**WRITTEN TASKS**
A – List every car name mentioned in the remarks about the driving program's fleet.
B – In the remarks about the driving program, reproduce the passage beginning with the words "I need to hire" and ending after "Corvette Z06s now.", swapping "instructors" for "coaches".
C – Continue the remarks about the exotic-car driving program from the point where they end.
##### SELECTED TEXT #####
I need to hire them. And so we brought that element into our program and they don't keep you from max performance. They encourage safe performance and you always get more out of your driving experience because of the crew of instructors that we have. And then I said, we need to take this everywhere. and I think we're going to make 55 stops at 55 markets next year. We've got
probably about 80 cars in our fleet. The Ferraris and Lamborghinis of course are the most popular. Porsche has come in number three. We have a couple models of Porsche. And then we kind of have a rotating rest of our fleet. We try to switch it up every year from the Nissan GTRs, Audi R8s. We have had McLarens at times. We've got Corvette Z06s now.
##### DATA SHOWN #####
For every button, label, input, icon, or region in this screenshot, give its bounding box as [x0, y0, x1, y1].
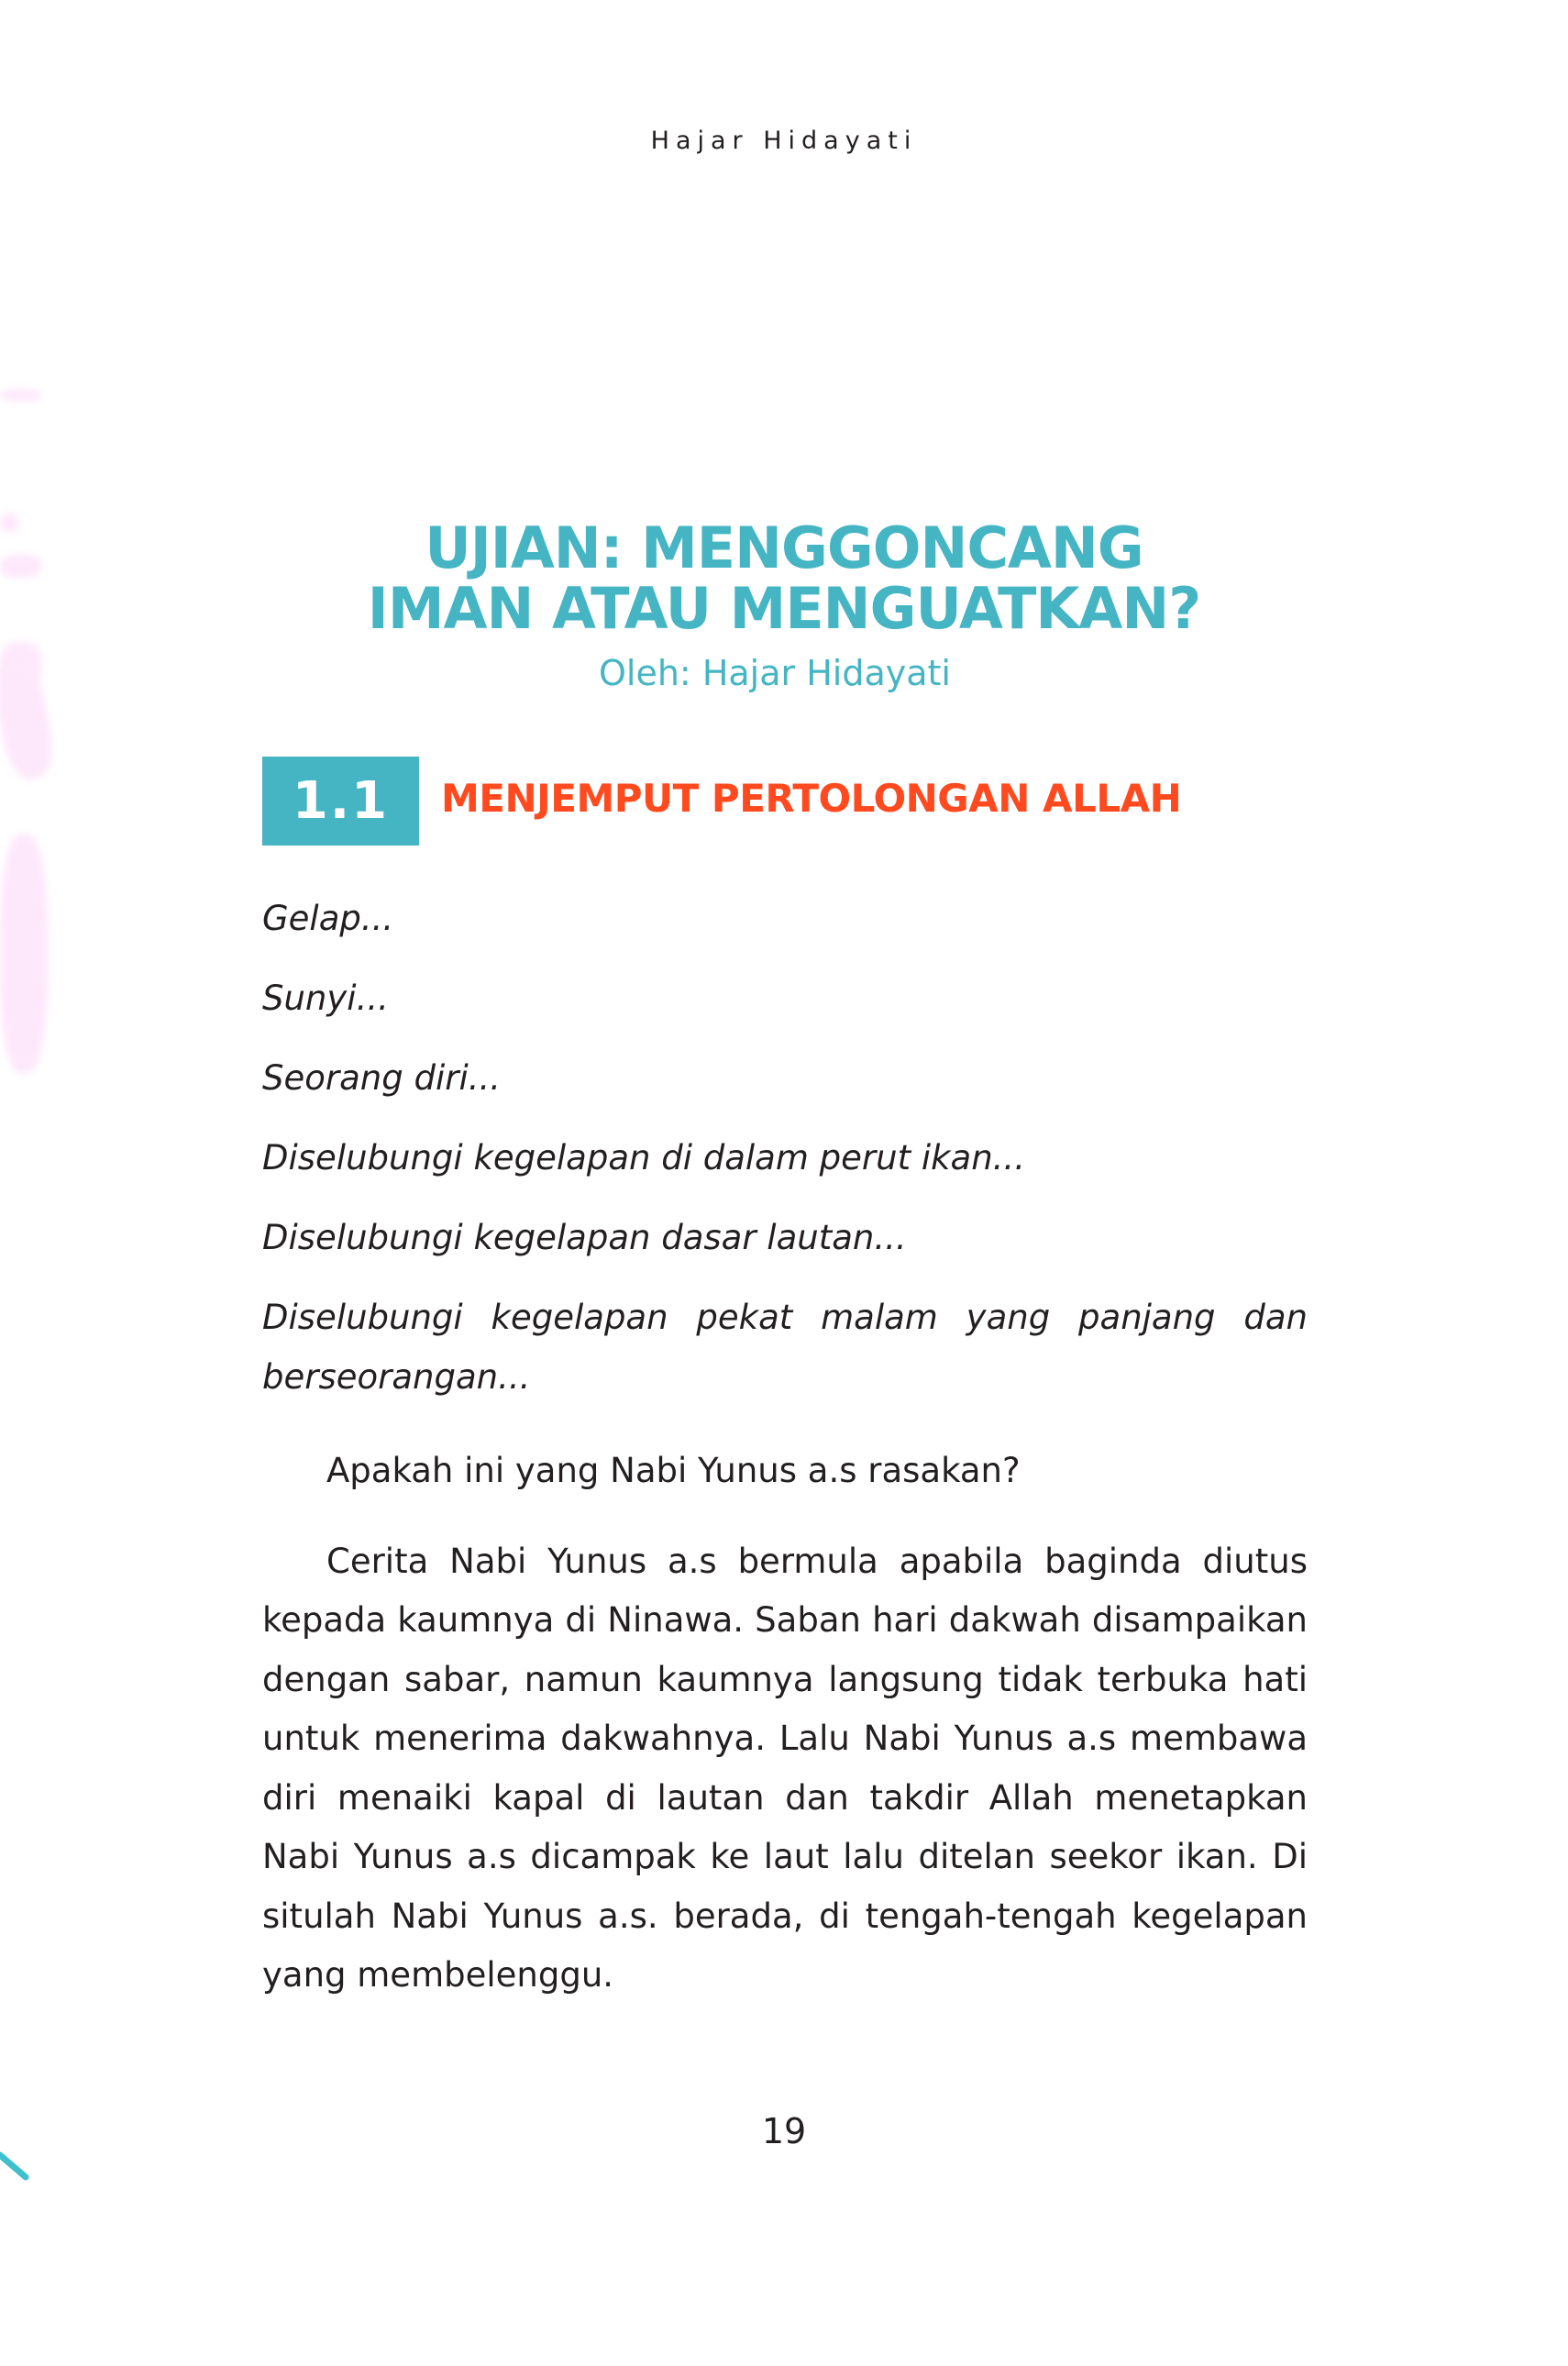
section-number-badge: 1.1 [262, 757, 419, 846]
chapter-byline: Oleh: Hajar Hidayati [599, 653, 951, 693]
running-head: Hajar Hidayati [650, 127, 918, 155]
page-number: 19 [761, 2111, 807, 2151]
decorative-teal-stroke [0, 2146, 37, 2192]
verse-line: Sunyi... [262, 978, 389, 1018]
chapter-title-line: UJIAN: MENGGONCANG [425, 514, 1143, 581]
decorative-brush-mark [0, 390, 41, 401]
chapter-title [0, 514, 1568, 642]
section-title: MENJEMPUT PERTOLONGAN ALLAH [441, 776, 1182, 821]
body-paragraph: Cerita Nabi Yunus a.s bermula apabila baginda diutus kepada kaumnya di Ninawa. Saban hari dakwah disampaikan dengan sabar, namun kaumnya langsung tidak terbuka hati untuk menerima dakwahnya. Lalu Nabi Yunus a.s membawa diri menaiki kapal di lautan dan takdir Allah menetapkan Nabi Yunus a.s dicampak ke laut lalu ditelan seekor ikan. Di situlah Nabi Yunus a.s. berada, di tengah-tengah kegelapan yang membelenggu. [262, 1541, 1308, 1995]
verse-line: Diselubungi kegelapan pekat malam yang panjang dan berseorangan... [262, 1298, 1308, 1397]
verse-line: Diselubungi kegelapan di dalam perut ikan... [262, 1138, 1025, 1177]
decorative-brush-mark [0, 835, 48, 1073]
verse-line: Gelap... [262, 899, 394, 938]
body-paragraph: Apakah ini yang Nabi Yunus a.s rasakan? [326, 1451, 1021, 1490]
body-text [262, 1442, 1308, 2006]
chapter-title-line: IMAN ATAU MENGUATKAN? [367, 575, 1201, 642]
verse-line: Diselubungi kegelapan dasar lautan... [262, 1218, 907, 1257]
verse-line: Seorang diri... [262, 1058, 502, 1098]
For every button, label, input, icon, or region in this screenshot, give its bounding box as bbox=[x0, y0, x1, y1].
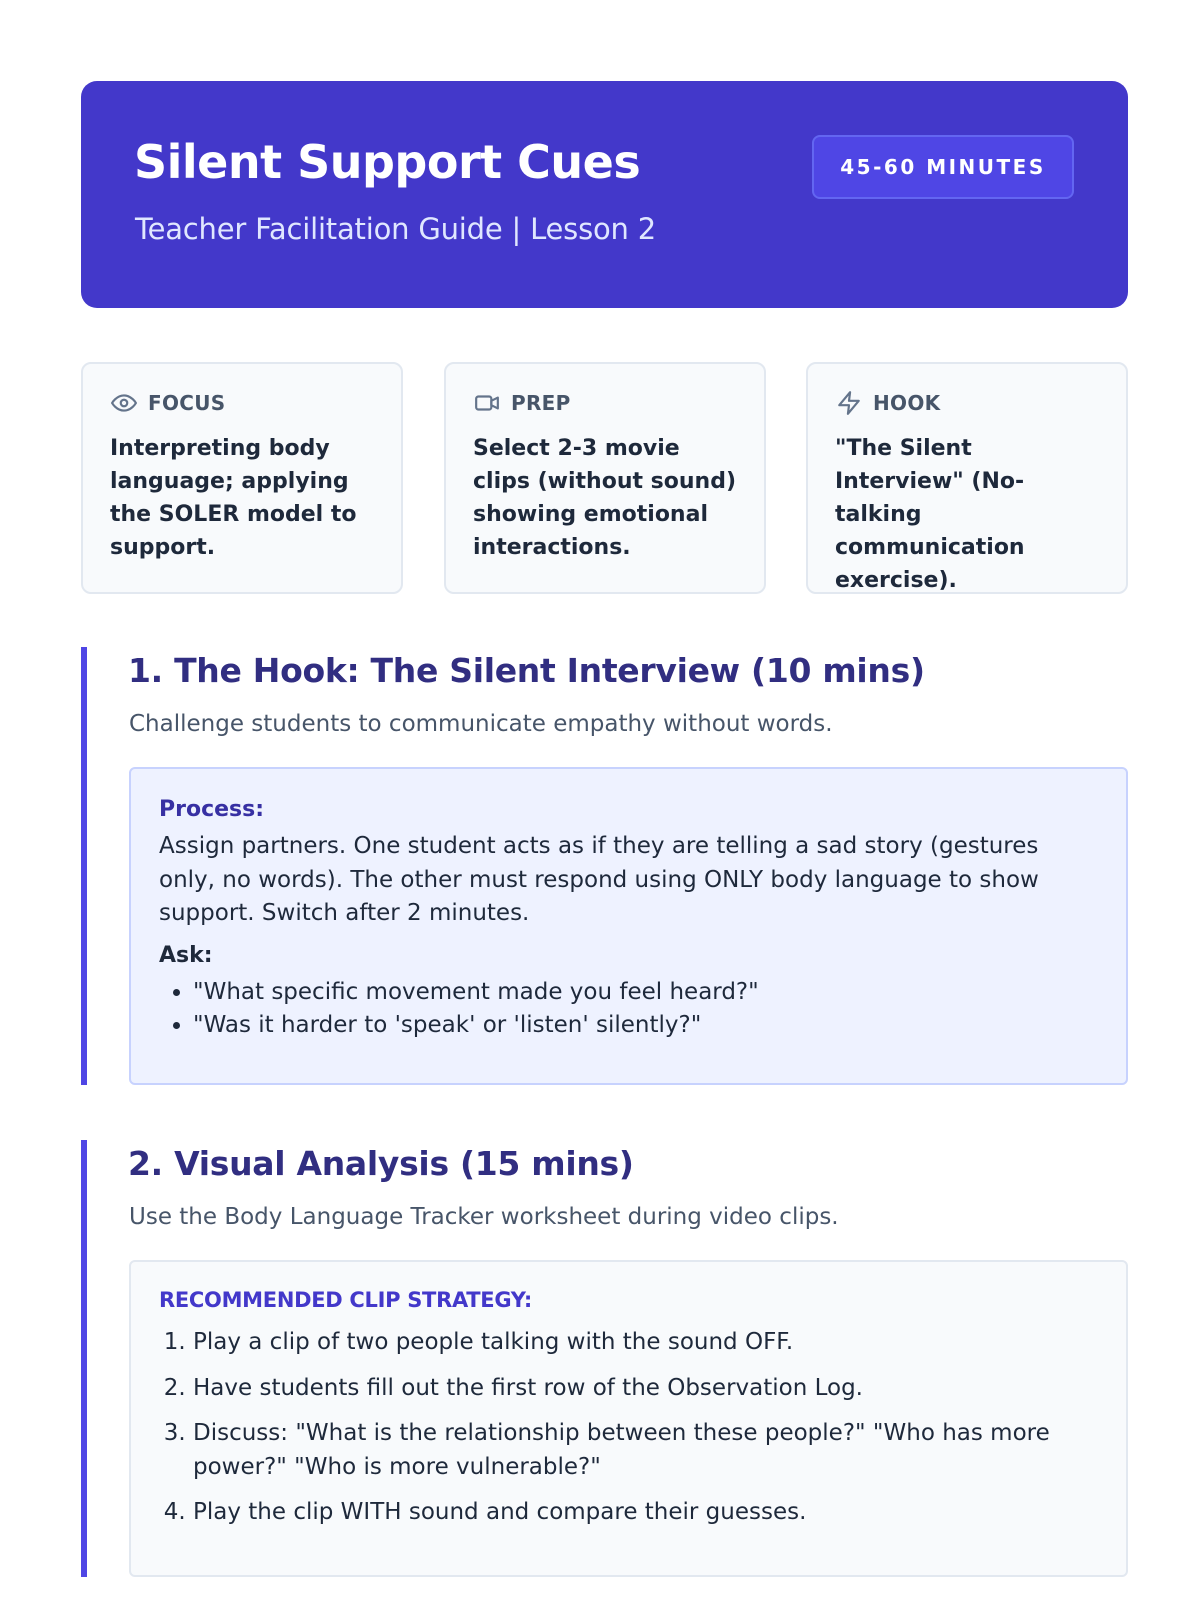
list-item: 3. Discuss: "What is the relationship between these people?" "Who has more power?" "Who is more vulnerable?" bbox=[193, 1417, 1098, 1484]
#####
**EXPECTED RESULTS**
A – Ferraris, Lamborghinis, Porsche, Nissan GTRs, Audi R8s, McLarens, Corvette Z06s

B –
I need to hire them. And so we brought that element into our program and they don't keep you from max performance. They encourage safe performance and you always get more out of your driving experience because of the crew of coaches that we have. And then I said, we need to take this everywhere. and I think we're going to make 55 stops at 55 markets next year. We've got
probably about 80 cars in our fleet. The Ferraris and Lamborghinis of course are the most popular. Porsche has come in number three. We have a couple models of Porsche. And then we kind of have a rotating rest of our fleet. We try to switch it up every year from the Nissan GTRs, Audi R8s. We have had McLarens at times. We've got Corvette Z06s now.

C –
We are limited to a certain extent because we have to pack everything up in a semi truck and bring it out to you, but we still bring 20, 25 cars per city. So there's plenty to choose from and plenty of cool cities to visit if that's on your bucket list. Or if you're just at home and only have an afternoon to make of it, we will come when it's convenient and you can come out and see us. And so ⁓ throughout the years, we've added little elements to our program. We've hosted rallies, open road driving experiences,
all day driving events if you wanted to actually come out and drive every single car in the fleet with a dedicated instructor for instance. We have done autocrosses but ultimately the core of what we do is our super car driving tour and we just grow it every year.
LeeAnn Shattuck (14:24)
I can't imagine putting one of these supercars on an autocross course that's so small and so tight. I mean, like, you can't even use any of that horsepower.
Adam Olalde (14:33)
No, was definitely not the
most popular of the idea. Because people get in a Ferrari and they say, speedometer goes to 220, so I think I should be getting pretty close to that. And in an autocross, of course, you never would. The cars themselves mechanically didn't like it either. But ⁓ the road courses are the perfect medium, right? We don't just turn left. We make lefts and rights, and we go straight. We don't do backwards, ideally.
LeeAnn Shattuck (14:40)
Yeah
No.
Ideally.
Adam Olalde (15:02)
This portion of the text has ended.